▶ [Dataset records]
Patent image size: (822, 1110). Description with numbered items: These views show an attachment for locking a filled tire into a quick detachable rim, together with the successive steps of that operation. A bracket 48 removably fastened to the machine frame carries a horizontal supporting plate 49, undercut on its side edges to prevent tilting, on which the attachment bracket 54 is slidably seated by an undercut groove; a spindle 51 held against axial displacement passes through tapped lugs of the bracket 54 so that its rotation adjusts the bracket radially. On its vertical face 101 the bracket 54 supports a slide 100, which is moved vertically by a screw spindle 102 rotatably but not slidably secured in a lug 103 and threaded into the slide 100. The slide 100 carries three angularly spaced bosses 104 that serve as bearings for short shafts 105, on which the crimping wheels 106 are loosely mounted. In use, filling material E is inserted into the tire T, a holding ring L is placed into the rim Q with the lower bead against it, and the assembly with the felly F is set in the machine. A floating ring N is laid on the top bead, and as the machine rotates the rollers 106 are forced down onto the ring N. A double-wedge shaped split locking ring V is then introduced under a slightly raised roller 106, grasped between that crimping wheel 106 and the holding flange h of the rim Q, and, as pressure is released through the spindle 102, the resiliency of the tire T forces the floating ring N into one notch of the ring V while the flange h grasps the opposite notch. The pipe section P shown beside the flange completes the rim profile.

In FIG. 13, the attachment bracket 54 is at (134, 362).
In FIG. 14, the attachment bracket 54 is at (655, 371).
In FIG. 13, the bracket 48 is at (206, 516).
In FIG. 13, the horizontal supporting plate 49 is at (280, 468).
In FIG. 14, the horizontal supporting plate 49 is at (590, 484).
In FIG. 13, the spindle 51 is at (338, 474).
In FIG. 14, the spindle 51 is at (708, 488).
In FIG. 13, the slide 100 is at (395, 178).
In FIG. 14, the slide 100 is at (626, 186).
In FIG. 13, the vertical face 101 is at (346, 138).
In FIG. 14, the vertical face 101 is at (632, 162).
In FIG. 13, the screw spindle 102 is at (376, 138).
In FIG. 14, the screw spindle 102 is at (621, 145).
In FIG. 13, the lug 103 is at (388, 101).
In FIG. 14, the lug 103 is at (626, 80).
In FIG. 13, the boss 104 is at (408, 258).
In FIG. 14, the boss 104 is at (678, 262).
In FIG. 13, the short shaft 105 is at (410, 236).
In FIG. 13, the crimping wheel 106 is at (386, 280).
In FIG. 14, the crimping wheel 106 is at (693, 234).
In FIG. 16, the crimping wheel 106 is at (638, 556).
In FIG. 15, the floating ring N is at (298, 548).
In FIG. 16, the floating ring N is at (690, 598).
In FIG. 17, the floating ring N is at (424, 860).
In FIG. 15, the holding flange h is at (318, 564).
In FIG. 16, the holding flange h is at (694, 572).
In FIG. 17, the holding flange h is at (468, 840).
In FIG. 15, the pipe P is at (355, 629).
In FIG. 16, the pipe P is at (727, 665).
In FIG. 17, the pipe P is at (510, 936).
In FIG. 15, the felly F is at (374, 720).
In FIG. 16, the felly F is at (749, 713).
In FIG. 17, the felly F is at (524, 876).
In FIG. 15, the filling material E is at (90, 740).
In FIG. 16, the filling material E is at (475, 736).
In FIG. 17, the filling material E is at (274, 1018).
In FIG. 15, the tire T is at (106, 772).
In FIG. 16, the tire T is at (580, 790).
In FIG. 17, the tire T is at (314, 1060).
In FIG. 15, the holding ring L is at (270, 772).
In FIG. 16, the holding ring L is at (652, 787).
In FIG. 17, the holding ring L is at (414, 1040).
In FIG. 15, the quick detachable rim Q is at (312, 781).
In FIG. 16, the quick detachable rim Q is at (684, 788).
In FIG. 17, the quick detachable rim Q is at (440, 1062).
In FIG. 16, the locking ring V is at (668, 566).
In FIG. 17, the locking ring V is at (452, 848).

▶ [Exercise details] Copy out the listing word for word, from its first line through the line containing "In FIG. 14, the horizontal", both ends included.

▶ [Solution for this problem]
Patent image size: (822, 1110). Description with numbered items: These views show an attachment for locking a filled tire into a quick detachable rim, together with the successive steps of that operation. A bracket 48 removably fastened to the machine frame carries a horizontal supporting plate 49, undercut on its side edges to prevent tilting, on which the attachment bracket 54 is slidably seated by an undercut groove; a spindle 51 held against axial displacement passes through tapped lugs of the bracket 54 so that its rotation adjusts the bracket radially. On its vertical face 101 the bracket 54 supports a slide 100, which is moved vertically by a screw spindle 102 rotatably but not slidably secured in a lug 103 and threaded into the slide 100. The slide 100 carries three angularly spaced bosses 104 that serve as bearings for short shafts 105, on which the crimping wheels 106 are loosely mounted. In use, filling material E is inserted into the tire T, a holding ring L is placed into the rim Q with the lower bead against it, and the assembly with the felly F is set in the machine. A floating ring N is laid on the top bead, and as the machine rotates the rollers 106 are forced down onto the ring N. A double-wedge shaped split locking ring V is then introduced under a slightly raised roller 106, grasped between that crimping wheel 106 and the holding flange h of the rim Q, and, as pressure is released through the spindle 102, the resiliency of the tire T forces the floating ring N into one notch of the ring V while the flange h grasps the opposite notch. The pipe section P shown beside the flange completes the rim profile.

In FIG. 13, the attachment bracket 54 is at (134, 362).
In FIG. 14, the attachment bracket 54 is at (655, 371).
In FIG. 13, the bracket 48 is at (206, 516).
In FIG. 13, the horizontal supporting plate 49 is at (280, 468).
In FIG. 14, the horizontal supporting plate 49 is at (590, 484).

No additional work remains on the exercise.